Task directions – Report every line below that holds the word "text".

Listed records –

- - -

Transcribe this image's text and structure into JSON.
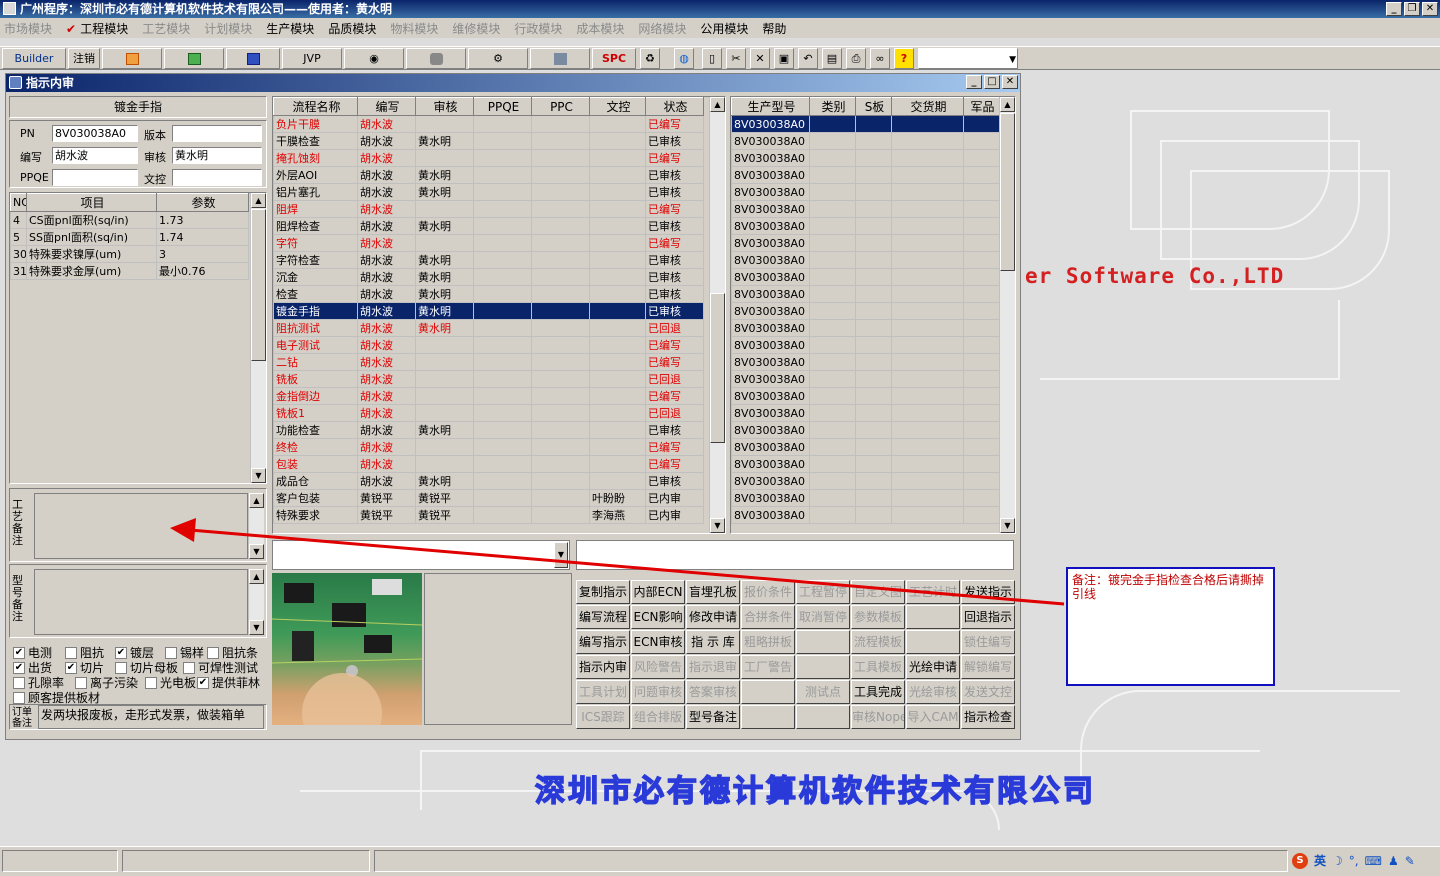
{
  "app": {
    "title": "广州程序：深圳市必有德计算机软件技术有限公司——使用者：黄水明"
  },
  "menu": [
    {
      "label": "市场模块",
      "disabled": true
    },
    {
      "label": "工程模块",
      "disabled": false,
      "checked": true
    },
    {
      "label": "工艺模块",
      "disabled": true
    },
    {
      "label": "计划模块",
      "disabled": true
    },
    {
      "label": "生产模块",
      "disabled": false
    },
    {
      "label": "品质模块",
      "disabled": false
    },
    {
      "label": "物料模块",
      "disabled": true
    },
    {
      "label": "维修模块",
      "disabled": true
    },
    {
      "label": "行政模块",
      "disabled": true
    },
    {
      "label": "成本模块",
      "disabled": true
    },
    {
      "label": "网络模块",
      "disabled": true
    },
    {
      "label": "公用模块",
      "disabled": false
    },
    {
      "label": "帮助",
      "disabled": false
    }
  ],
  "toolbar": {
    "builder": "Builder",
    "logout": "注销",
    "jvp": "JVP",
    "spc": "SPC",
    "help": "?"
  },
  "background": {
    "company_en": "er Software Co.,LTD",
    "company_cn": "深圳市必有德计算机软件技术有限公司"
  },
  "window": {
    "title": "指示内审"
  },
  "header": {
    "name": "镀金手指",
    "pn_label": "PN",
    "pn": "8V030038A0",
    "version_label": "版本",
    "version": "",
    "editor_label": "编写",
    "editor": "胡水波",
    "reviewer_label": "审核",
    "reviewer": "黄水明",
    "ppqe_label": "PPQE",
    "ppqe": "",
    "doc_label": "文控",
    "doc": ""
  },
  "params": {
    "columns": [
      "NO",
      "项目",
      "参数"
    ],
    "rows": [
      [
        "4",
        "CS面pnl面积(sq/in)",
        "1.73"
      ],
      [
        "5",
        "SS面pnl面积(sq/in)",
        "1.74"
      ],
      [
        "30",
        "特殊要求镍厚(um)",
        "3"
      ],
      [
        "31",
        "特殊要求金厚(um)",
        "最小0.76"
      ]
    ]
  },
  "process": {
    "columns": [
      "流程名称",
      "编写",
      "审核",
      "PPQE",
      "PPC",
      "文控",
      "状态"
    ],
    "rows": [
      {
        "c": [
          "负片干膜",
          "胡水波",
          "",
          "",
          "",
          "",
          "已编写"
        ],
        "red": true
      },
      {
        "c": [
          "干膜检查",
          "胡水波",
          "黄水明",
          "",
          "",
          "",
          "已审核"
        ],
        "red": false
      },
      {
        "c": [
          "掩孔蚀刻",
          "胡水波",
          "",
          "",
          "",
          "",
          "已编写"
        ],
        "red": true
      },
      {
        "c": [
          "外层AOI",
          "胡水波",
          "黄水明",
          "",
          "",
          "",
          "已审核"
        ],
        "red": false
      },
      {
        "c": [
          "铝片塞孔",
          "胡水波",
          "黄水明",
          "",
          "",
          "",
          "已审核"
        ],
        "red": false
      },
      {
        "c": [
          "阻焊",
          "胡水波",
          "",
          "",
          "",
          "",
          "已编写"
        ],
        "red": true
      },
      {
        "c": [
          "阻焊检查",
          "胡水波",
          "黄水明",
          "",
          "",
          "",
          "已审核"
        ],
        "red": false
      },
      {
        "c": [
          "字符",
          "胡水波",
          "",
          "",
          "",
          "",
          "已编写"
        ],
        "red": true
      },
      {
        "c": [
          "字符检查",
          "胡水波",
          "黄水明",
          "",
          "",
          "",
          "已审核"
        ],
        "red": false
      },
      {
        "c": [
          "沉金",
          "胡水波",
          "黄水明",
          "",
          "",
          "",
          "已审核"
        ],
        "red": false
      },
      {
        "c": [
          "检查",
          "胡水波",
          "黄水明",
          "",
          "",
          "",
          "已审核"
        ],
        "red": false
      },
      {
        "c": [
          "镀金手指",
          "胡水波",
          "黄水明",
          "",
          "",
          "",
          "已审核"
        ],
        "red": false,
        "selected": true
      },
      {
        "c": [
          "阻抗测试",
          "胡水波",
          "黄水明",
          "",
          "",
          "",
          "已回退"
        ],
        "red": true
      },
      {
        "c": [
          "电子测试",
          "胡水波",
          "",
          "",
          "",
          "",
          "已编写"
        ],
        "red": true
      },
      {
        "c": [
          "二钻",
          "胡水波",
          "",
          "",
          "",
          "",
          "已编写"
        ],
        "red": true
      },
      {
        "c": [
          "铣板",
          "胡水波",
          "",
          "",
          "",
          "",
          "已回退"
        ],
        "red": true
      },
      {
        "c": [
          "金指倒边",
          "胡水波",
          "",
          "",
          "",
          "",
          "已编写"
        ],
        "red": true
      },
      {
        "c": [
          "铣板1",
          "胡水波",
          "",
          "",
          "",
          "",
          "已回退"
        ],
        "red": true
      },
      {
        "c": [
          "功能检查",
          "胡水波",
          "黄水明",
          "",
          "",
          "",
          "已审核"
        ],
        "red": false
      },
      {
        "c": [
          "终检",
          "胡水波",
          "",
          "",
          "",
          "",
          "已编写"
        ],
        "red": true
      },
      {
        "c": [
          "包装",
          "胡水波",
          "",
          "",
          "",
          "",
          "已编写"
        ],
        "red": true
      },
      {
        "c": [
          "成品仓",
          "胡水波",
          "黄水明",
          "",
          "",
          "",
          "已审核"
        ],
        "red": false
      },
      {
        "c": [
          "客户包装",
          "黄锐平",
          "黄锐平",
          "",
          "",
          "叶盼盼",
          "已内审"
        ],
        "red": false
      },
      {
        "c": [
          "特殊要求",
          "黄锐平",
          "黄锐平",
          "",
          "",
          "李海燕",
          "已内审"
        ],
        "red": false
      }
    ]
  },
  "models": {
    "columns": [
      "生产型号",
      "类别",
      "S板",
      "交货期",
      "军品"
    ],
    "value": "8V030038A0",
    "count": 24
  },
  "side_labels": {
    "craft_note": "工艺备注",
    "model_note": "型号备注",
    "order_note": "订单备注"
  },
  "checkboxes": [
    {
      "label": "电测",
      "checked": true
    },
    {
      "label": "阻抗",
      "checked": false
    },
    {
      "label": "镀层",
      "checked": true
    },
    {
      "label": "锡样",
      "checked": false
    },
    {
      "label": "阻抗条",
      "checked": false
    },
    {
      "label": "出货",
      "checked": true
    },
    {
      "label": "切片",
      "checked": true
    },
    {
      "label": "切片母板",
      "checked": false
    },
    {
      "label": "可焊性测试",
      "checked": false
    },
    {
      "label": "孔隙率",
      "checked": false
    },
    {
      "label": "离子污染",
      "checked": false
    },
    {
      "label": "光电板",
      "checked": false
    },
    {
      "label": "提供菲林",
      "checked": true
    },
    {
      "label": "顾客提供板材",
      "checked": false
    }
  ],
  "order_note": "发两块报废板，走形式发票，做装箱单",
  "buttons": [
    [
      {
        "t": "复制指示",
        "d": false
      },
      {
        "t": "内部ECN",
        "d": false
      },
      {
        "t": "盲埋孔板",
        "d": false
      },
      {
        "t": "报价条件",
        "d": true
      },
      {
        "t": "工程暂停",
        "d": true
      },
      {
        "t": "自定义图",
        "d": true
      },
      {
        "t": "工艺计时",
        "d": true
      },
      {
        "t": "发送指示",
        "d": false
      }
    ],
    [
      {
        "t": "编写流程",
        "d": false
      },
      {
        "t": "ECN影响",
        "d": false
      },
      {
        "t": "修改申请",
        "d": false
      },
      {
        "t": "合拼条件",
        "d": true
      },
      {
        "t": "取消暂停",
        "d": true
      },
      {
        "t": "参数模板",
        "d": true
      },
      {
        "t": "",
        "d": true
      },
      {
        "t": "回退指示",
        "d": false
      }
    ],
    [
      {
        "t": "编写指示",
        "d": false
      },
      {
        "t": "ECN审核",
        "d": false
      },
      {
        "t": "指 示 库",
        "d": false
      },
      {
        "t": "粗略拼板",
        "d": true
      },
      {
        "t": "",
        "d": true
      },
      {
        "t": "流程模板",
        "d": true
      },
      {
        "t": "",
        "d": true
      },
      {
        "t": "锁住编写",
        "d": true
      }
    ],
    [
      {
        "t": "指示内审",
        "d": false
      },
      {
        "t": "风险警告",
        "d": true
      },
      {
        "t": "指示退审",
        "d": true
      },
      {
        "t": "工厂警告",
        "d": true
      },
      {
        "t": "",
        "d": true
      },
      {
        "t": "工具模板",
        "d": true
      },
      {
        "t": "光绘申请",
        "d": false
      },
      {
        "t": "解锁编写",
        "d": true
      }
    ],
    [
      {
        "t": "工具计划",
        "d": true
      },
      {
        "t": "问题审核",
        "d": true
      },
      {
        "t": "答案审核",
        "d": true
      },
      {
        "t": "",
        "d": true
      },
      {
        "t": "测试点",
        "d": true
      },
      {
        "t": "工具完成",
        "d": false
      },
      {
        "t": "光绘审核",
        "d": true
      },
      {
        "t": "发送文控",
        "d": true
      }
    ],
    [
      {
        "t": "ICS跟踪",
        "d": true
      },
      {
        "t": "组合排版",
        "d": true
      },
      {
        "t": "型号备注",
        "d": false
      },
      {
        "t": "",
        "d": true
      },
      {
        "t": "",
        "d": true
      },
      {
        "t": "审核Nope",
        "d": true
      },
      {
        "t": "导入CAM",
        "d": true
      },
      {
        "t": "指示检查",
        "d": false
      }
    ]
  ],
  "annotation": {
    "text": "备注：镀完金手指检查合格后请撕掉引线"
  },
  "tray": {
    "ime": "英"
  }
}
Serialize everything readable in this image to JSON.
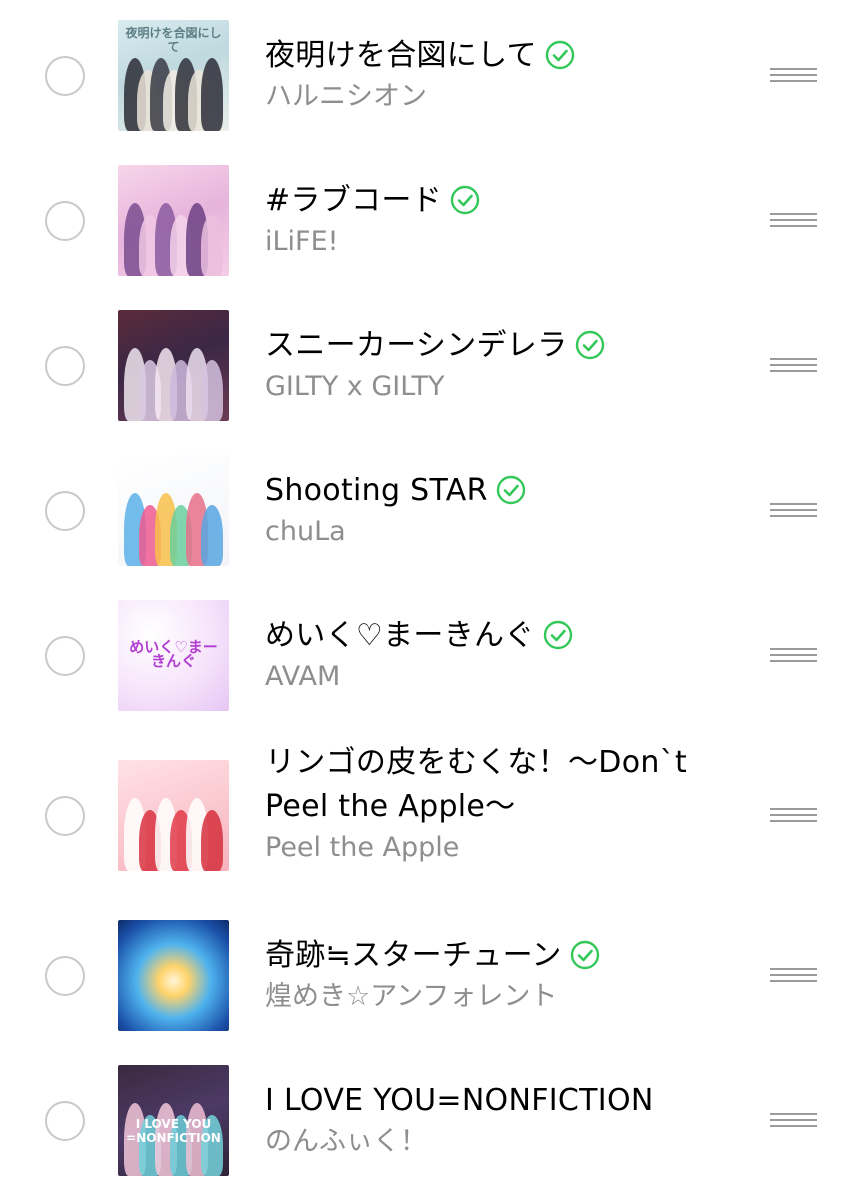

- - -

Completed task –
Transcribe this image's text and structure into JSON.
    "text": "备注：镀完金手指检查合格后请撕掉引线"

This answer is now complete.